Going through the material below, please gather all lines with the word "经营收入" in them.

── Data to use ──

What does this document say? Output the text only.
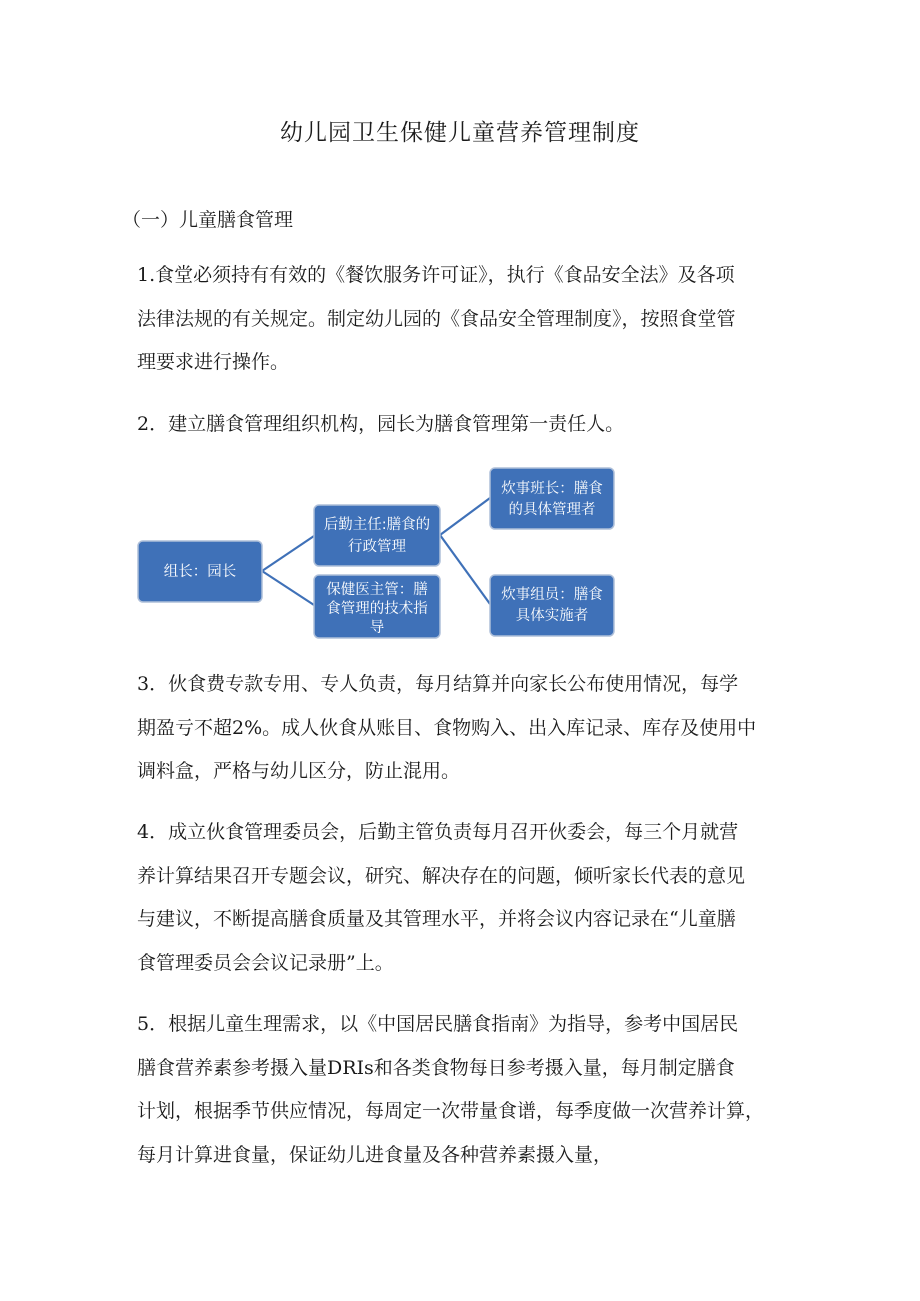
幼儿园卫生保健儿童营养管理制度
（一）儿童膳食管理
1.食堂必须持有有效的《餐饮服务许可证》，执行《食品安全法》及各项
法律法规的有关规定。制定幼儿园的《食品安全管理制度》，按照食堂管
理要求进行操作。
2．建立膳食管理组织机构，园长为膳食管理第一责任人。
组长：园长
后勤主任:膳食的
行政管理
保健医主管：膳
食管理的技术指
导
炊事班长：膳食
的具体管理者
炊事组员：膳食
具体实施者
3．伙食费专款专用、专人负责，每月结算并向家长公布使用情况，每学
期盈亏不超2%。成人伙食从账目、食物购入、出入库记录、库存及使用中
调料盒，严格与幼儿区分，防止混用。
4．成立伙食管理委员会，后勤主管负责每月召开伙委会，每三个月就营
养计算结果召开专题会议，研究、解决存在的问题，倾听家长代表的意见
与建议，不断提高膳食质量及其管理水平，并将会议内容记录在“儿童膳
食管理委员会会议记录册”上。
5．根据儿童生理需求，以《中国居民膳食指南》为指导，参考中国居民
膳食营养素参考摄入量DRIs和各类食物每日参考摄入量，每月制定膳食
计划，根据季节供应情况，每周定一次带量食谱，每季度做一次营养计算，
每月计算进食量，保证幼儿进食量及各种营养素摄入量，
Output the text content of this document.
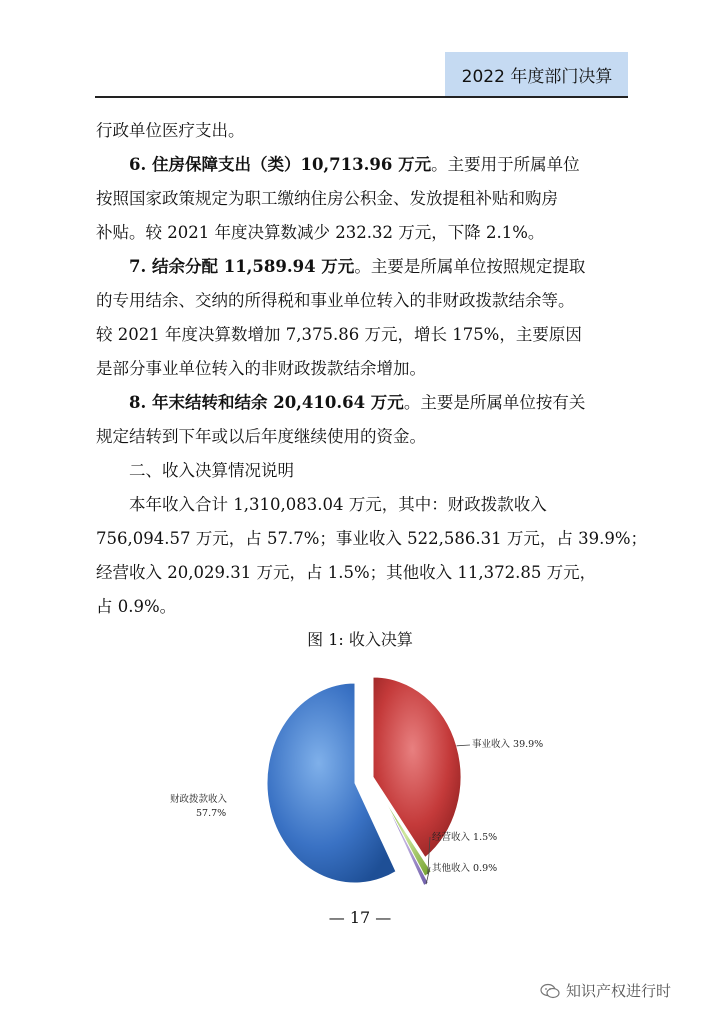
2022 年度部门决算

行政单位医疗支出。

6. 住房保障支出（类）10,713.96 万元。主要用于所属单位
按照国家政策规定为职工缴纳住房公积金、发放提租补贴和购房
补贴。较 2021 年度决算数减少 232.32 万元，下降 2.1%。

7. 结余分配 11,589.94 万元。主要是所属单位按照规定提取
的专用结余、交纳的所得税和事业单位转入的非财政拨款结余等。
较 2021 年度决算数增加 7,375.86 万元，增长 175%，主要原因
是部分事业单位转入的非财政拨款结余增加。

8. 年末结转和结余 20,410.64 万元。主要是所属单位按有关
规定结转到下年或以后年度继续使用的资金。

二、收入决算情况说明

本年收入合计 1,310,083.04 万元，其中：财政拨款收入
756,094.57 万元，占 57.7%；事业收入 522,586.31 万元，占 39.9%；
经营收入 20,029.31 万元，占 1.5%；其他收入 11,372.85 万元，
占 0.9%。

图 1: 收入决算
事业收入 39.9%
经营收入 1.5%
其他收入 0.9%
财政拨款收入
57.7%
— 17 —
知识产权进行时
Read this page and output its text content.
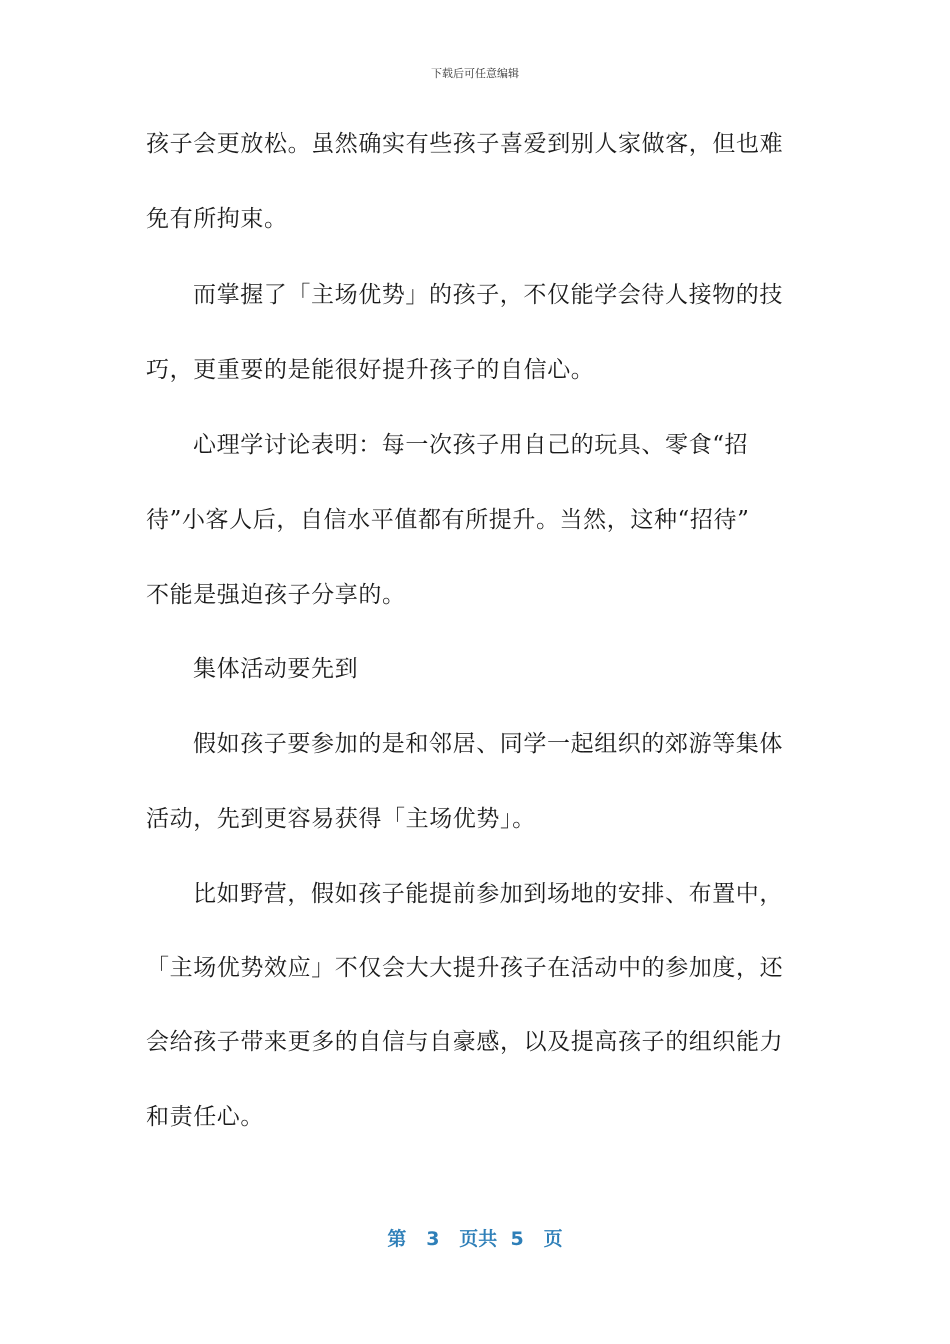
下载后可任意编辑
孩子会更放松。虽然确实有些孩子喜爱到别人家做客，但也难
免有所拘束。
而掌握了「主场优势」的孩子，不仅能学会待人接物的技
巧，更重要的是能很好提升孩子的自信心。
心理学讨论表明：每一次孩子用自己的玩具、零食“招
待”小客人后，自信水平值都有所提升。当然，这种“招待”
不能是强迫孩子分享的。
集体活动要先到
假如孩子要参加的是和邻居、同学一起组织的郊游等集体
活动，先到更容易获得「主场优势」。
比如野营，假如孩子能提前参加到场地的安排、布置中，
「主场优势效应」不仅会大大提升孩子在活动中的参加度，还
会给孩子带来更多的自信与自豪感，以及提高孩子的组织能力
和责任心。
第 3 页共 5 页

───

- _Right answer_
经营收入 20,029.31 万元，占 1.5%；其他收入 11,372.85 万元，
经营收入 1.5%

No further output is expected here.